Saved data entries

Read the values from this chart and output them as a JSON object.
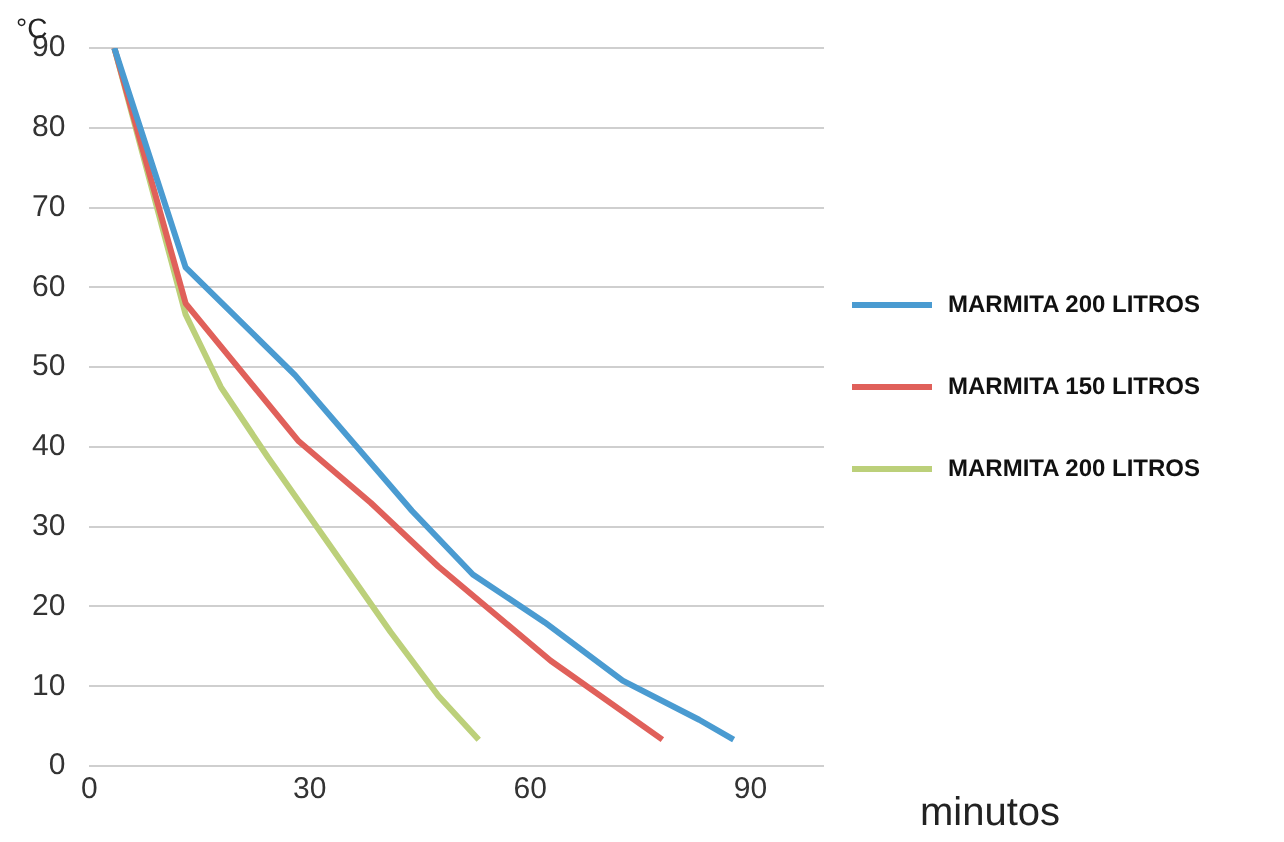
{
  "chart_data": {
    "type": "line",
    "xlabel": "minutos",
    "ylabel": "°C",
    "xlim": [
      0,
      100
    ],
    "xticks": [
      0,
      30,
      60,
      90
    ],
    "ylim": [
      0,
      90
    ],
    "yticks": [
      0,
      10,
      20,
      30,
      40,
      50,
      60,
      70,
      80,
      90
    ],
    "grid": "y",
    "legend": "right",
    "marker": "none",
    "line_style": "solid",
    "series": [
      {
        "name": "MARMITA 200 LITROS",
        "color": "#4a9bd1",
        "x": [
          3.4,
          13.1,
          28,
          43.9,
          52.2,
          62,
          72.6,
          83,
          87.7
        ],
        "values": [
          90,
          62.5,
          49,
          32,
          24,
          18,
          10.7,
          5.8,
          3.3
        ]
      },
      {
        "name": "MARMITA 150 LITROS",
        "color": "#e0605a",
        "x": [
          3.4,
          13.1,
          28.5,
          38.3,
          47.5,
          62.8,
          78
        ],
        "values": [
          90,
          58,
          40.7,
          33,
          25,
          13.2,
          3.3
        ]
      },
      {
        "name": "MARMITA 200 LITROS",
        "color": "#bcd07a",
        "x": [
          3.4,
          13.1,
          17.9,
          24.3,
          32.7,
          41,
          47.5,
          53
        ],
        "values": [
          90,
          56.6,
          47.5,
          38.7,
          27.7,
          16.8,
          8.8,
          3.3
        ]
      }
    ]
  }
}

> **THE PROBLEM**
Exclude the images, then output the data above word for word.

> **ANSWER TO THE PROBLEM**
Read the values from this chart and output them as a JSON object.
{
  "chart_data": {
    "type": "line",
    "xlabel": "minutos",
    "ylabel": "°C",
    "xlim": [
      0,
      100
    ],
    "xticks": [
      0,
      30,
      60,
      90
    ],
    "ylim": [
      0,
      90
    ],
    "yticks": [
      0,
      10,
      20,
      30,
      40,
      50,
      60,
      70,
      80,
      90
    ],
    "grid": "y",
    "legend": "right",
    "marker": "none",
    "line_style": "solid",
    "series": [
      {
        "name": "MARMITA 200 LITROS",
        "color": "#4a9bd1",
        "x": [
          3.4,
          13.1,
          28,
          43.9,
          52.2,
          62,
          72.6,
          83,
          87.7
        ],
        "values": [
          90,
          62.5,
          49,
          32,
          24,
          18,
          10.7,
          5.8,
          3.3
        ]
      },
      {
        "name": "MARMITA 150 LITROS",
        "color": "#e0605a",
        "x": [
          3.4,
          13.1,
          28.5,
          38.3,
          47.5,
          62.8,
          78
        ],
        "values": [
          90,
          58,
          40.7,
          33,
          25,
          13.2,
          3.3
        ]
      },
      {
        "name": "MARMITA 200 LITROS",
        "color": "#bcd07a",
        "x": [
          3.4,
          13.1,
          17.9,
          24.3,
          32.7,
          41,
          47.5,
          53
        ],
        "values": [
          90,
          56.6,
          47.5,
          38.7,
          27.7,
          16.8,
          8.8,
          3.3
        ]
      }
    ]
  }
}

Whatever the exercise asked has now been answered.